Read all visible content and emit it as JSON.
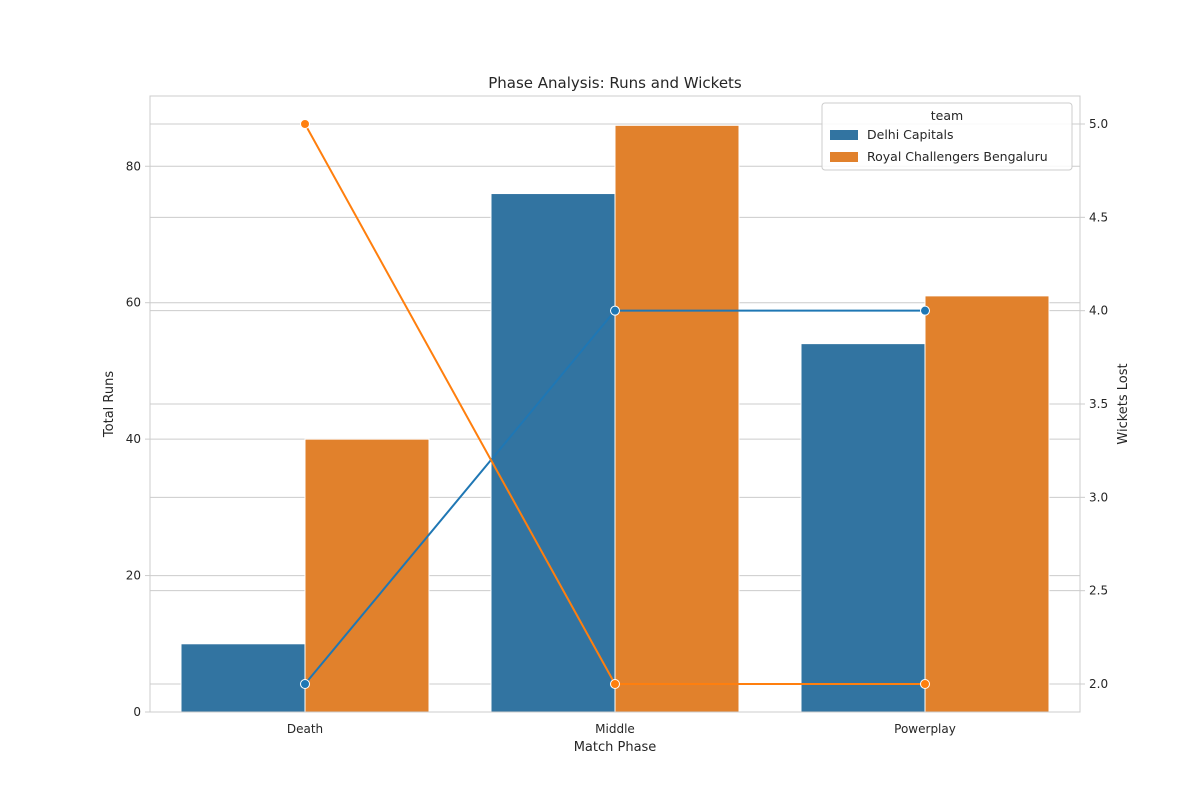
{
  "chart_data": {
    "type": "bar",
    "title": "Phase Analysis: Runs and Wickets",
    "xlabel": "Match Phase",
    "ylabel": "Total Runs",
    "y2label": "Wickets Lost",
    "categories": [
      "Death",
      "Middle",
      "Powerplay"
    ],
    "ylim": [
      0,
      90.3
    ],
    "y2lim": [
      1.85,
      5.15
    ],
    "yticks": [
      0,
      20,
      40,
      60,
      80
    ],
    "y2ticks": [
      2.0,
      2.5,
      3.0,
      3.5,
      4.0,
      4.5,
      5.0
    ],
    "y2tick_labels": [
      "2.0",
      "2.5",
      "3.0",
      "3.5",
      "4.0",
      "4.5",
      "5.0"
    ],
    "grid": true,
    "legend": {
      "title": "team",
      "placement": "top-right"
    },
    "series": [
      {
        "name": "Delhi Capitals",
        "kind": "bar",
        "axis": "left",
        "color": "#3274a1",
        "values": [
          10,
          76,
          54
        ]
      },
      {
        "name": "Royal Challengers Bengaluru",
        "kind": "bar",
        "axis": "left",
        "color": "#e1812c",
        "values": [
          40,
          86,
          61
        ]
      },
      {
        "name": "Delhi Capitals",
        "kind": "line",
        "axis": "right",
        "color": "#1f77b4",
        "values": [
          2,
          4,
          4
        ]
      },
      {
        "name": "Royal Challengers Bengaluru",
        "kind": "line",
        "axis": "right",
        "color": "#ff7f0e",
        "values": [
          5,
          2,
          2
        ]
      }
    ]
  }
}
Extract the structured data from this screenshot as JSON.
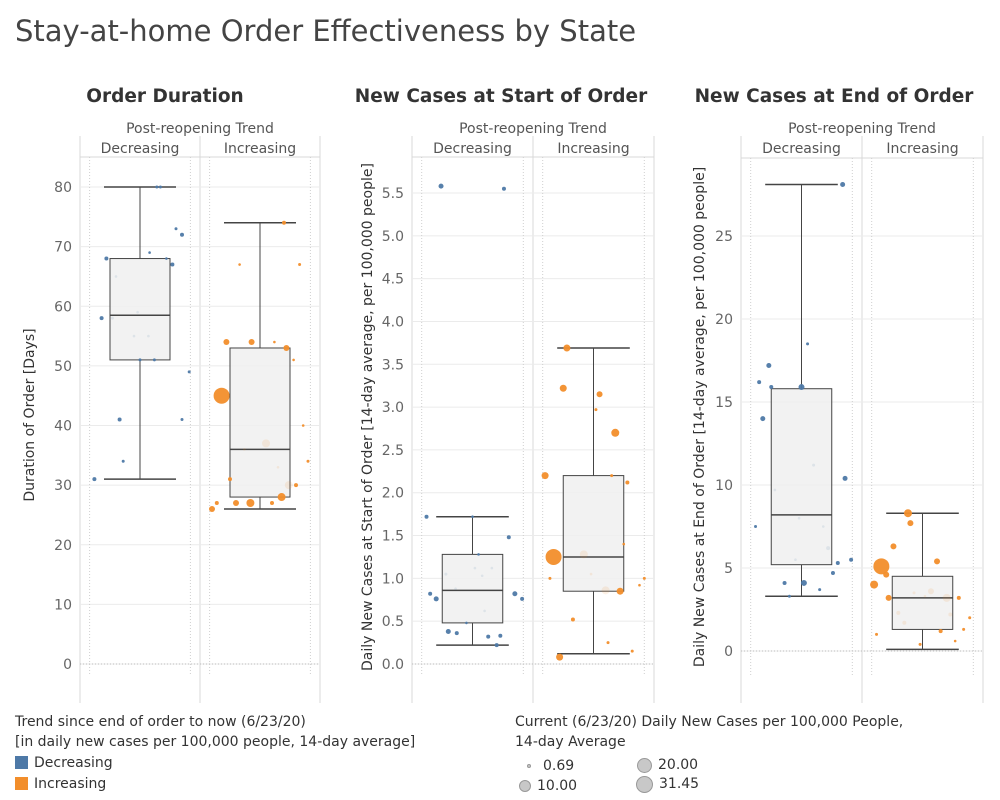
{
  "title": "Stay-at-home Order Effectiveness by State",
  "colors": {
    "decreasing": "#4e79a7",
    "increasing": "#f28e2b",
    "box_fill": "#f0f0f0",
    "grid": "#ebebeb"
  },
  "legend_color": {
    "title_line1": "Trend since end of order to now (6/23/20)",
    "title_line2": "[in daily new cases per 100,000 people, 14-day average]",
    "items": [
      "Decreasing",
      "Increasing"
    ]
  },
  "legend_size": {
    "title_line1": "Current (6/23/20) Daily New Cases per 100,000 People,",
    "title_line2": "14-day Average",
    "items": [
      "0.69",
      "20.00",
      "10.00",
      "31.45"
    ]
  },
  "chart_data": [
    {
      "type": "box",
      "title": "Order Duration",
      "facet_title": "Post-reopening Trend",
      "categories": [
        "Decreasing",
        "Increasing"
      ],
      "ylabel": "Duration of Order [Days]",
      "ylim": [
        -2,
        88
      ],
      "ticks": [
        0,
        10,
        20,
        30,
        40,
        50,
        60,
        70,
        80
      ],
      "tick_labels": [
        "0",
        "10",
        "20",
        "30",
        "40",
        "50",
        "60",
        "70",
        "80"
      ],
      "boxes": [
        {
          "min": 31,
          "q1": 51,
          "median": 58.5,
          "q3": 68,
          "max": 80
        },
        {
          "min": 26,
          "q1": 28,
          "median": 36,
          "q3": 53,
          "max": 74
        }
      ],
      "points": [
        {
          "c": 0,
          "j": 0.12,
          "y": 31,
          "s": 2
        },
        {
          "c": 0,
          "j": 0.18,
          "y": 58,
          "s": 2
        },
        {
          "c": 0,
          "j": 0.22,
          "y": 68,
          "s": 2
        },
        {
          "c": 0,
          "j": 0.27,
          "y": 58,
          "s": 1.5
        },
        {
          "c": 0,
          "j": 0.3,
          "y": 65,
          "s": 1
        },
        {
          "c": 0,
          "j": 0.33,
          "y": 41,
          "s": 2
        },
        {
          "c": 0,
          "j": 0.36,
          "y": 34,
          "s": 1.5
        },
        {
          "c": 0,
          "j": 0.45,
          "y": 55,
          "s": 1
        },
        {
          "c": 0,
          "j": 0.48,
          "y": 59,
          "s": 1
        },
        {
          "c": 0,
          "j": 0.5,
          "y": 51,
          "s": 1.5
        },
        {
          "c": 0,
          "j": 0.57,
          "y": 55,
          "s": 1
        },
        {
          "c": 0,
          "j": 0.58,
          "y": 69,
          "s": 1
        },
        {
          "c": 0,
          "j": 0.62,
          "y": 51,
          "s": 1.5
        },
        {
          "c": 0,
          "j": 0.64,
          "y": 80,
          "s": 1.5
        },
        {
          "c": 0,
          "j": 0.67,
          "y": 80,
          "s": 1.5
        },
        {
          "c": 0,
          "j": 0.72,
          "y": 68,
          "s": 1
        },
        {
          "c": 0,
          "j": 0.77,
          "y": 67,
          "s": 2
        },
        {
          "c": 0,
          "j": 0.8,
          "y": 73,
          "s": 1.5
        },
        {
          "c": 0,
          "j": 0.85,
          "y": 72,
          "s": 2
        },
        {
          "c": 0,
          "j": 0.85,
          "y": 41,
          "s": 1.5
        },
        {
          "c": 0,
          "j": 0.91,
          "y": 49,
          "s": 1.5
        },
        {
          "c": 1,
          "j": 0.1,
          "y": 26,
          "s": 3
        },
        {
          "c": 1,
          "j": 0.14,
          "y": 27,
          "s": 2
        },
        {
          "c": 1,
          "j": 0.18,
          "y": 45,
          "s": 8
        },
        {
          "c": 1,
          "j": 0.22,
          "y": 54,
          "s": 3
        },
        {
          "c": 1,
          "j": 0.25,
          "y": 31,
          "s": 2
        },
        {
          "c": 1,
          "j": 0.3,
          "y": 27,
          "s": 3
        },
        {
          "c": 1,
          "j": 0.33,
          "y": 67,
          "s": 0.5
        },
        {
          "c": 1,
          "j": 0.37,
          "y": 36,
          "s": 1
        },
        {
          "c": 1,
          "j": 0.42,
          "y": 27,
          "s": 4
        },
        {
          "c": 1,
          "j": 0.43,
          "y": 54,
          "s": 3
        },
        {
          "c": 1,
          "j": 0.55,
          "y": 37,
          "s": 4
        },
        {
          "c": 1,
          "j": 0.6,
          "y": 27,
          "s": 2
        },
        {
          "c": 1,
          "j": 0.62,
          "y": 54,
          "s": 1
        },
        {
          "c": 1,
          "j": 0.65,
          "y": 33,
          "s": 1
        },
        {
          "c": 1,
          "j": 0.68,
          "y": 28,
          "s": 4
        },
        {
          "c": 1,
          "j": 0.7,
          "y": 74,
          "s": 2
        },
        {
          "c": 1,
          "j": 0.72,
          "y": 53,
          "s": 3
        },
        {
          "c": 1,
          "j": 0.74,
          "y": 30,
          "s": 4
        },
        {
          "c": 1,
          "j": 0.78,
          "y": 51,
          "s": 0.5
        },
        {
          "c": 1,
          "j": 0.8,
          "y": 30,
          "s": 2
        },
        {
          "c": 1,
          "j": 0.83,
          "y": 67,
          "s": 1.5
        },
        {
          "c": 1,
          "j": 0.86,
          "y": 40,
          "s": 1
        },
        {
          "c": 1,
          "j": 0.9,
          "y": 34,
          "s": 1.5
        }
      ]
    },
    {
      "type": "box",
      "title": "New Cases at Start of Order",
      "facet_title": "Post-reopening Trend",
      "categories": [
        "Decreasing",
        "Increasing"
      ],
      "ylabel": "Daily New Cases at Start of Order [14-day average, per 100,000 people]",
      "ylim": [
        -0.15,
        5.9
      ],
      "ticks": [
        0,
        0.5,
        1,
        1.5,
        2,
        2.5,
        3,
        3.5,
        4,
        4.5,
        5,
        5.5
      ],
      "tick_labels": [
        "0.0",
        "0.5",
        "1.0",
        "1.5",
        "2.0",
        "2.5",
        "3.0",
        "3.5",
        "4.0",
        "4.5",
        "5.0",
        "5.5"
      ],
      "boxes": [
        {
          "min": 0.22,
          "q1": 0.48,
          "median": 0.86,
          "q3": 1.28,
          "max": 1.72
        },
        {
          "min": 0.12,
          "q1": 0.85,
          "median": 1.25,
          "q3": 2.2,
          "max": 3.69
        }
      ],
      "points": [
        {
          "c": 0,
          "j": 0.12,
          "y": 1.72,
          "s": 2
        },
        {
          "c": 0,
          "j": 0.15,
          "y": 0.82,
          "s": 2
        },
        {
          "c": 0,
          "j": 0.2,
          "y": 0.76,
          "s": 2.5
        },
        {
          "c": 0,
          "j": 0.24,
          "y": 5.58,
          "s": 2.5
        },
        {
          "c": 0,
          "j": 0.28,
          "y": 1.05,
          "s": 1.5
        },
        {
          "c": 0,
          "j": 0.3,
          "y": 0.38,
          "s": 2.5
        },
        {
          "c": 0,
          "j": 0.37,
          "y": 0.36,
          "s": 2
        },
        {
          "c": 0,
          "j": 0.36,
          "y": 0.88,
          "s": 1
        },
        {
          "c": 0,
          "j": 0.45,
          "y": 0.48,
          "s": 1
        },
        {
          "c": 0,
          "j": 0.5,
          "y": 1.72,
          "s": 1
        },
        {
          "c": 0,
          "j": 0.52,
          "y": 1.12,
          "s": 1
        },
        {
          "c": 0,
          "j": 0.55,
          "y": 1.28,
          "s": 1
        },
        {
          "c": 0,
          "j": 0.58,
          "y": 1.03,
          "s": 1
        },
        {
          "c": 0,
          "j": 0.6,
          "y": 0.62,
          "s": 1
        },
        {
          "c": 0,
          "j": 0.63,
          "y": 0.32,
          "s": 2
        },
        {
          "c": 0,
          "j": 0.66,
          "y": 1.12,
          "s": 1
        },
        {
          "c": 0,
          "j": 0.7,
          "y": 0.22,
          "s": 2
        },
        {
          "c": 0,
          "j": 0.73,
          "y": 0.33,
          "s": 2
        },
        {
          "c": 0,
          "j": 0.76,
          "y": 5.55,
          "s": 2
        },
        {
          "c": 0,
          "j": 0.8,
          "y": 1.48,
          "s": 2
        },
        {
          "c": 0,
          "j": 0.85,
          "y": 0.82,
          "s": 2.5
        },
        {
          "c": 0,
          "j": 0.91,
          "y": 0.76,
          "s": 2
        },
        {
          "c": 1,
          "j": 0.1,
          "y": 2.2,
          "s": 3.5
        },
        {
          "c": 1,
          "j": 0.14,
          "y": 1.0,
          "s": 1.5
        },
        {
          "c": 1,
          "j": 0.17,
          "y": 1.25,
          "s": 8
        },
        {
          "c": 1,
          "j": 0.22,
          "y": 0.08,
          "s": 3.5
        },
        {
          "c": 1,
          "j": 0.25,
          "y": 3.22,
          "s": 3.5
        },
        {
          "c": 1,
          "j": 0.28,
          "y": 3.69,
          "s": 3.5
        },
        {
          "c": 1,
          "j": 0.33,
          "y": 0.52,
          "s": 2
        },
        {
          "c": 1,
          "j": 0.42,
          "y": 1.28,
          "s": 4
        },
        {
          "c": 1,
          "j": 0.48,
          "y": 1.05,
          "s": 0.5
        },
        {
          "c": 1,
          "j": 0.52,
          "y": 2.97,
          "s": 1.5
        },
        {
          "c": 1,
          "j": 0.55,
          "y": 3.15,
          "s": 3
        },
        {
          "c": 1,
          "j": 0.6,
          "y": 0.86,
          "s": 4
        },
        {
          "c": 1,
          "j": 0.62,
          "y": 0.25,
          "s": 1.5
        },
        {
          "c": 1,
          "j": 0.65,
          "y": 2.2,
          "s": 1.5
        },
        {
          "c": 1,
          "j": 0.68,
          "y": 2.7,
          "s": 4
        },
        {
          "c": 1,
          "j": 0.72,
          "y": 0.85,
          "s": 3.5
        },
        {
          "c": 1,
          "j": 0.75,
          "y": 1.4,
          "s": 0.5
        },
        {
          "c": 1,
          "j": 0.78,
          "y": 2.12,
          "s": 2
        },
        {
          "c": 1,
          "j": 0.82,
          "y": 0.15,
          "s": 1.5
        },
        {
          "c": 1,
          "j": 0.88,
          "y": 0.92,
          "s": 1
        },
        {
          "c": 1,
          "j": 0.92,
          "y": 1.0,
          "s": 1.5
        }
      ]
    },
    {
      "type": "box",
      "title": "New Cases at End of Order",
      "facet_title": "Post-reopening Trend",
      "categories": [
        "Decreasing",
        "Increasing"
      ],
      "ylabel": "Daily New Cases at End of Order [14-day average, per 100,000 people]",
      "ylim": [
        -0.8,
        29.5
      ],
      "ticks": [
        0,
        5,
        10,
        15,
        20,
        25
      ],
      "tick_labels": [
        "0",
        "5",
        "10",
        "15",
        "20",
        "25"
      ],
      "boxes": [
        {
          "min": 3.3,
          "q1": 5.2,
          "median": 8.2,
          "q3": 15.8,
          "max": 28.1
        },
        {
          "min": 0.1,
          "q1": 1.3,
          "median": 3.2,
          "q3": 4.5,
          "max": 8.3
        }
      ],
      "points": [
        {
          "c": 0,
          "j": 0.12,
          "y": 7.5,
          "s": 1.5
        },
        {
          "c": 0,
          "j": 0.15,
          "y": 16.2,
          "s": 2
        },
        {
          "c": 0,
          "j": 0.18,
          "y": 14.0,
          "s": 2.5
        },
        {
          "c": 0,
          "j": 0.23,
          "y": 17.2,
          "s": 2.5
        },
        {
          "c": 0,
          "j": 0.25,
          "y": 15.9,
          "s": 2
        },
        {
          "c": 0,
          "j": 0.28,
          "y": 9.7,
          "s": 1
        },
        {
          "c": 0,
          "j": 0.36,
          "y": 4.1,
          "s": 2
        },
        {
          "c": 0,
          "j": 0.4,
          "y": 3.3,
          "s": 1.5
        },
        {
          "c": 0,
          "j": 0.45,
          "y": 5.5,
          "s": 1
        },
        {
          "c": 0,
          "j": 0.48,
          "y": 8.0,
          "s": 1
        },
        {
          "c": 0,
          "j": 0.5,
          "y": 15.9,
          "s": 3
        },
        {
          "c": 0,
          "j": 0.52,
          "y": 4.1,
          "s": 3
        },
        {
          "c": 0,
          "j": 0.55,
          "y": 18.5,
          "s": 1.5
        },
        {
          "c": 0,
          "j": 0.6,
          "y": 11.2,
          "s": 1.5
        },
        {
          "c": 0,
          "j": 0.65,
          "y": 3.7,
          "s": 1.5
        },
        {
          "c": 0,
          "j": 0.68,
          "y": 7.5,
          "s": 1
        },
        {
          "c": 0,
          "j": 0.72,
          "y": 6.2,
          "s": 2
        },
        {
          "c": 0,
          "j": 0.76,
          "y": 4.7,
          "s": 2
        },
        {
          "c": 0,
          "j": 0.8,
          "y": 5.3,
          "s": 2
        },
        {
          "c": 0,
          "j": 0.84,
          "y": 28.1,
          "s": 2.5
        },
        {
          "c": 0,
          "j": 0.86,
          "y": 10.4,
          "s": 2.5
        },
        {
          "c": 0,
          "j": 0.91,
          "y": 5.5,
          "s": 2
        },
        {
          "c": 1,
          "j": 0.1,
          "y": 4.0,
          "s": 4
        },
        {
          "c": 1,
          "j": 0.12,
          "y": 1.0,
          "s": 1.5
        },
        {
          "c": 1,
          "j": 0.16,
          "y": 5.1,
          "s": 8
        },
        {
          "c": 1,
          "j": 0.2,
          "y": 4.6,
          "s": 3
        },
        {
          "c": 1,
          "j": 0.22,
          "y": 3.2,
          "s": 3
        },
        {
          "c": 1,
          "j": 0.26,
          "y": 6.3,
          "s": 3
        },
        {
          "c": 1,
          "j": 0.3,
          "y": 2.3,
          "s": 2
        },
        {
          "c": 1,
          "j": 0.35,
          "y": 1.7,
          "s": 2
        },
        {
          "c": 1,
          "j": 0.38,
          "y": 8.3,
          "s": 4
        },
        {
          "c": 1,
          "j": 0.4,
          "y": 7.7,
          "s": 3
        },
        {
          "c": 1,
          "j": 0.43,
          "y": 3.5,
          "s": 1.5
        },
        {
          "c": 1,
          "j": 0.48,
          "y": 0.4,
          "s": 1.5
        },
        {
          "c": 1,
          "j": 0.52,
          "y": 3.3,
          "s": 1
        },
        {
          "c": 1,
          "j": 0.57,
          "y": 3.6,
          "s": 3
        },
        {
          "c": 1,
          "j": 0.62,
          "y": 5.4,
          "s": 3
        },
        {
          "c": 1,
          "j": 0.65,
          "y": 1.2,
          "s": 2
        },
        {
          "c": 1,
          "j": 0.7,
          "y": 3.2,
          "s": 4
        },
        {
          "c": 1,
          "j": 0.73,
          "y": 2.2,
          "s": 2
        },
        {
          "c": 1,
          "j": 0.77,
          "y": 0.6,
          "s": 1
        },
        {
          "c": 1,
          "j": 0.8,
          "y": 3.2,
          "s": 2
        },
        {
          "c": 1,
          "j": 0.84,
          "y": 1.3,
          "s": 1.5
        },
        {
          "c": 1,
          "j": 0.89,
          "y": 2.0,
          "s": 1.5
        }
      ]
    }
  ]
}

» **Your goal**
Copy out the lines in which the string "Phase" appears.

» **Correct output**
    "title": "Phase Analysis: Runs and Wickets",
    "xlabel": "Match Phase",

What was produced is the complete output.